──────── Data rows ────────

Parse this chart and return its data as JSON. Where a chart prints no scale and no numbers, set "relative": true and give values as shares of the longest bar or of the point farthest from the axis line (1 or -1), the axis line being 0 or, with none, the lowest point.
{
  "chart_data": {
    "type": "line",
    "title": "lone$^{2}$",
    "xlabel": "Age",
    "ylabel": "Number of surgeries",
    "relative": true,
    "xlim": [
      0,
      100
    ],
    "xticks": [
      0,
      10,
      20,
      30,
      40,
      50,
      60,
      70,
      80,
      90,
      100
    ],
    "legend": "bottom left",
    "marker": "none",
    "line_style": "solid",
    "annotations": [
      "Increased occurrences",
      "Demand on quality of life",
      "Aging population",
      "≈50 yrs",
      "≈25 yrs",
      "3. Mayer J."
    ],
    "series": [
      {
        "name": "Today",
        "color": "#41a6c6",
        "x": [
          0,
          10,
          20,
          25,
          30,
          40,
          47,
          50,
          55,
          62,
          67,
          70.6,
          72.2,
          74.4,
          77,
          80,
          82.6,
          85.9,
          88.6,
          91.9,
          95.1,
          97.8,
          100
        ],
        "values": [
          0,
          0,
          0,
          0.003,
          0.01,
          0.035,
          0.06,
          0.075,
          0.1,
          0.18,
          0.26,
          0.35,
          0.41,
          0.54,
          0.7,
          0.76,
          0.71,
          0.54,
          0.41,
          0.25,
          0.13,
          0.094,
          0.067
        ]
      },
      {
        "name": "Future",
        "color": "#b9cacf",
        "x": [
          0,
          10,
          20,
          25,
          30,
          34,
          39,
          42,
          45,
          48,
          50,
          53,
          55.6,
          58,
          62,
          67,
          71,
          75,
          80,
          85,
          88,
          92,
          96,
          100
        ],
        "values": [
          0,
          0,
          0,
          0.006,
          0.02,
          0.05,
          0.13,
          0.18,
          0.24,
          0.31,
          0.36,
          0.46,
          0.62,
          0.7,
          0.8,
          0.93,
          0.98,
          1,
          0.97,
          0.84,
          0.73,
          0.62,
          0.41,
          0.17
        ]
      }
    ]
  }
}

────────
──────── Data rows ────────

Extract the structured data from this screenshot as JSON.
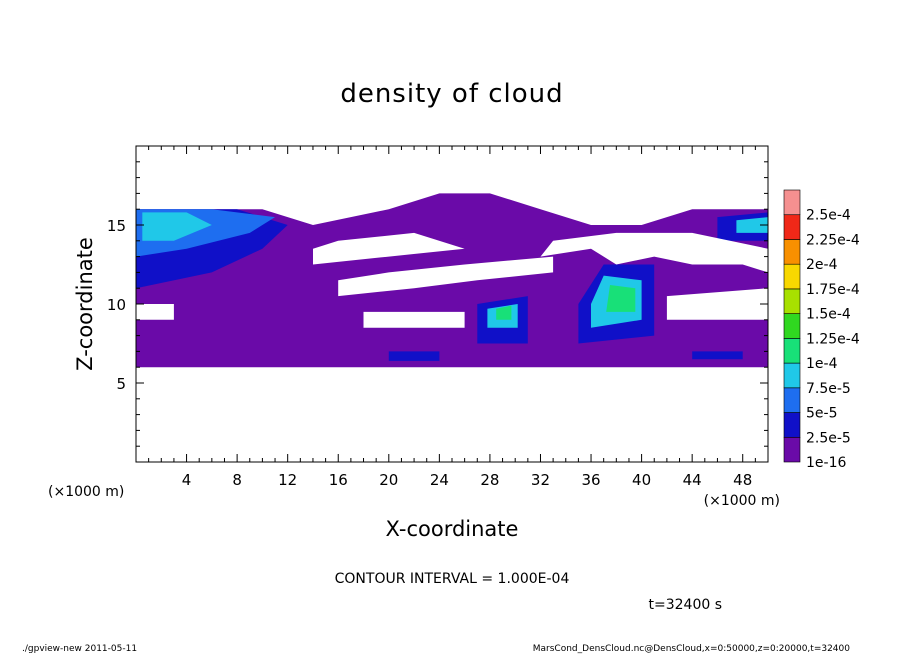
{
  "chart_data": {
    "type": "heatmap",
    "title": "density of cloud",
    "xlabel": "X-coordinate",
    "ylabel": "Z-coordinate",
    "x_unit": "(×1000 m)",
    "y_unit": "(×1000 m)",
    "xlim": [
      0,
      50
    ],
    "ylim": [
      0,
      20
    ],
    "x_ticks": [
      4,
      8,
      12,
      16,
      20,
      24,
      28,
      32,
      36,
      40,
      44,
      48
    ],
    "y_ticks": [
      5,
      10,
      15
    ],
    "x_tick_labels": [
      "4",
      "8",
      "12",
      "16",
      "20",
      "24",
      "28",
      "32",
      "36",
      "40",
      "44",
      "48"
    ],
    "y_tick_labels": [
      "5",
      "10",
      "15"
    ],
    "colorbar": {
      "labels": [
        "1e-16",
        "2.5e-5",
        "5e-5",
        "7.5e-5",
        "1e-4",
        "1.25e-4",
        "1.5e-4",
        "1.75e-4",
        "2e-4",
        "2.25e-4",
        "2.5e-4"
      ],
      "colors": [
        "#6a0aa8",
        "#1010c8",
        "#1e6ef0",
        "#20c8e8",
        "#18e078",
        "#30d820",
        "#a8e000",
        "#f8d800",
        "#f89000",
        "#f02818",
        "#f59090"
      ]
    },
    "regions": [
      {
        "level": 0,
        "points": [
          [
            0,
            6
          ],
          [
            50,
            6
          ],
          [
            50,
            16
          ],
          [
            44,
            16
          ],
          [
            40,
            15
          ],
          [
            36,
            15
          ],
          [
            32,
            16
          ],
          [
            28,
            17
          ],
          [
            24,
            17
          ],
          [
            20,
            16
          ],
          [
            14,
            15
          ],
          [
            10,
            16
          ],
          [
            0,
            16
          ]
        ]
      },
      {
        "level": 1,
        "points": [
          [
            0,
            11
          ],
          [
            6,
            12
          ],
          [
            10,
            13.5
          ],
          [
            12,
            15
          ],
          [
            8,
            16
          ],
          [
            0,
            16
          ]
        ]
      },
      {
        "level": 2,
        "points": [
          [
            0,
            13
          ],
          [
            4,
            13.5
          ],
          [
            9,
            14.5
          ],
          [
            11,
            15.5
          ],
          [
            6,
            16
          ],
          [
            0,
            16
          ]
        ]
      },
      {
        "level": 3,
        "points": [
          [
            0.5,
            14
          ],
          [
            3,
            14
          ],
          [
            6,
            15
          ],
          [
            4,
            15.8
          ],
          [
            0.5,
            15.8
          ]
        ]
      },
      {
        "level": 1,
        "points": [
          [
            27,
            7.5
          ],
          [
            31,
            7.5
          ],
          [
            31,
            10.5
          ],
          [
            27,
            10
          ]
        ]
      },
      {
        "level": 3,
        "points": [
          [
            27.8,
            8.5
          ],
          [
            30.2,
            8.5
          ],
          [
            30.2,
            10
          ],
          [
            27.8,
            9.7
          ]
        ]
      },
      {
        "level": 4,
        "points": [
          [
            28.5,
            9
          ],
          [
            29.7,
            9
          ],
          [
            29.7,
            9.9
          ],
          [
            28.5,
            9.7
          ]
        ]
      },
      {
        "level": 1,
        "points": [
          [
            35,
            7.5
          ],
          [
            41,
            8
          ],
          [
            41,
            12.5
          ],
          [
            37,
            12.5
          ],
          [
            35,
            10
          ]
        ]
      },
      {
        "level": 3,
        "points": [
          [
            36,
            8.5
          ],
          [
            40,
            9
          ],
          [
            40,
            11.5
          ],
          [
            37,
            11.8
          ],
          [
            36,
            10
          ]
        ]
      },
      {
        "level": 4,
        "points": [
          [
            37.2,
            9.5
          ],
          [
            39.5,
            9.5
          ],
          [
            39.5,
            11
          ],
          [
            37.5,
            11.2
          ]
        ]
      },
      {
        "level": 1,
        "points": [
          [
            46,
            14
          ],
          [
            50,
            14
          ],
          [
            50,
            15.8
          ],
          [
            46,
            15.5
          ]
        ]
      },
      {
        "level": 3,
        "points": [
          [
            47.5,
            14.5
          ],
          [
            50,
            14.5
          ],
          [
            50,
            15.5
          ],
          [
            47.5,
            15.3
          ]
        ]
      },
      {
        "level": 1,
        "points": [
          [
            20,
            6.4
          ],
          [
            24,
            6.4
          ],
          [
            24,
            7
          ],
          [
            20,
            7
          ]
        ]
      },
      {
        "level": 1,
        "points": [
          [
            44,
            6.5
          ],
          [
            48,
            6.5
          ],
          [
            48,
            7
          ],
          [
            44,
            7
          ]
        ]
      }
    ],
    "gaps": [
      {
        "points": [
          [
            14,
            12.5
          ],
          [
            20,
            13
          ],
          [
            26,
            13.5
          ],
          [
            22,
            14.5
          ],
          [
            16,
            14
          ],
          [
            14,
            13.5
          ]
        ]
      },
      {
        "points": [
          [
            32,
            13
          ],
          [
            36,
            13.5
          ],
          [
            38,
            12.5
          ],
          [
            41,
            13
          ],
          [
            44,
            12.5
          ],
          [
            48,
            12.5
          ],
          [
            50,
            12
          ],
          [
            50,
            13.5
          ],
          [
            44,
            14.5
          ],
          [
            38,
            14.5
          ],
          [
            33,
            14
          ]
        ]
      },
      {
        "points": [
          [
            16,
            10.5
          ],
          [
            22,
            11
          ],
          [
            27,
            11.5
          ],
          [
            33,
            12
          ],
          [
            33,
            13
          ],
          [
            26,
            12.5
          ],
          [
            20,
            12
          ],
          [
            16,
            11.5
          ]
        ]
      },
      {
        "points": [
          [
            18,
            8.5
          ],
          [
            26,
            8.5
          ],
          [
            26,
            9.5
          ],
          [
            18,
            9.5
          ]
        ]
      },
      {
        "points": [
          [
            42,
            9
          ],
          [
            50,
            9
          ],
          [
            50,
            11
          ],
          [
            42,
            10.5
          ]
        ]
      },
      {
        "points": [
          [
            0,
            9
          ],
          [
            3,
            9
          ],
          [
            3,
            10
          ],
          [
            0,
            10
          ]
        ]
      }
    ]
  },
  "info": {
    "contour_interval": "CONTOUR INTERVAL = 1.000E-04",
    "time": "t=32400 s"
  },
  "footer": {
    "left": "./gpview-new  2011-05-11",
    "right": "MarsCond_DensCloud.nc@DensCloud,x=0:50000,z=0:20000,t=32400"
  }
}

────────

#### Short task:
Go through the records. Copy each line where "from" appears.

#### In response:
Parse this chart and return its data as JSON. Where a chart prints no scale and no numbers, set "relative": true and give values as shares of the longest bar or of the point farthest from the axis line (1 or -1), the axis line being 0 or, with none, the lowest point.
Extract the structured data from this screenshot as JSON.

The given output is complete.